■ **GIVEN REQUEST**:
From the entries below, copy every line where the string "this" appears.

■ **Items from a data source**:
------------------------------------------------------------------------
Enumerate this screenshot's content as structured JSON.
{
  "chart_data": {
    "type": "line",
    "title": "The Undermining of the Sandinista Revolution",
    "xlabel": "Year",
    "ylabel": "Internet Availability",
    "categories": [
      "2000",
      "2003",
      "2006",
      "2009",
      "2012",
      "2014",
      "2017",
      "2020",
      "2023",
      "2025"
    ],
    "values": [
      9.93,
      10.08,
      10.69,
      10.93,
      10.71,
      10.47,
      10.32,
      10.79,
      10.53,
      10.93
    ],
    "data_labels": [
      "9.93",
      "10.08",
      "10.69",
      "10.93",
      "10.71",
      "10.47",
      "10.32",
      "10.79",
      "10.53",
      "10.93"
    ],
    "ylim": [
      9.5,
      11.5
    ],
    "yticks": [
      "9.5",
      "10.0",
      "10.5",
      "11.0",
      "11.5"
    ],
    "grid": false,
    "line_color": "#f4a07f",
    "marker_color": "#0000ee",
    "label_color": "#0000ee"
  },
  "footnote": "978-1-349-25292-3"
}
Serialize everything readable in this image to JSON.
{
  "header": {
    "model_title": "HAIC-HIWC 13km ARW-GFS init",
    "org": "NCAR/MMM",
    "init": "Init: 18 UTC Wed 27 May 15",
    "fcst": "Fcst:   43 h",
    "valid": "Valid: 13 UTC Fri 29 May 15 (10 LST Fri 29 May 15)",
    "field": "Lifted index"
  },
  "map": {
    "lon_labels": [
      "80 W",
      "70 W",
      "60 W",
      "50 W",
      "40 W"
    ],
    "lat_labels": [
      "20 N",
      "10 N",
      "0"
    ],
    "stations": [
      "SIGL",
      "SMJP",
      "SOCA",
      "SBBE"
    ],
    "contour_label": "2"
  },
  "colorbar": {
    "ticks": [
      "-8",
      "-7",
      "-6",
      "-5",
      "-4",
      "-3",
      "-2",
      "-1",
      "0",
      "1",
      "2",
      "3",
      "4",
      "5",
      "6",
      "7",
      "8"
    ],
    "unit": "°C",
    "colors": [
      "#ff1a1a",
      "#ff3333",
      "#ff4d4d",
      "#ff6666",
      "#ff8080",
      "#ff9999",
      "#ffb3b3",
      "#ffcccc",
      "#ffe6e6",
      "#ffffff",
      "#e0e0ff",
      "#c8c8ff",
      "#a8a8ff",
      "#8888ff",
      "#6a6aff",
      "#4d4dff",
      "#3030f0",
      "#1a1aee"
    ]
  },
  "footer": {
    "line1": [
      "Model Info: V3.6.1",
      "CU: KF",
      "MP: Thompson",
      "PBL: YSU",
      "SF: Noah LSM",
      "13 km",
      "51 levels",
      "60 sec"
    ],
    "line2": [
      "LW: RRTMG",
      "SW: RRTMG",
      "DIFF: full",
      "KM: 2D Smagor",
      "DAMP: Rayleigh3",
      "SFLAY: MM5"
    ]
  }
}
------------------------------------------------------------------------
■ **EXERCISE OUTPUT**:
Enumerate this screenshot's content as structured JSON.
Serialize everything readable in this image to JSON.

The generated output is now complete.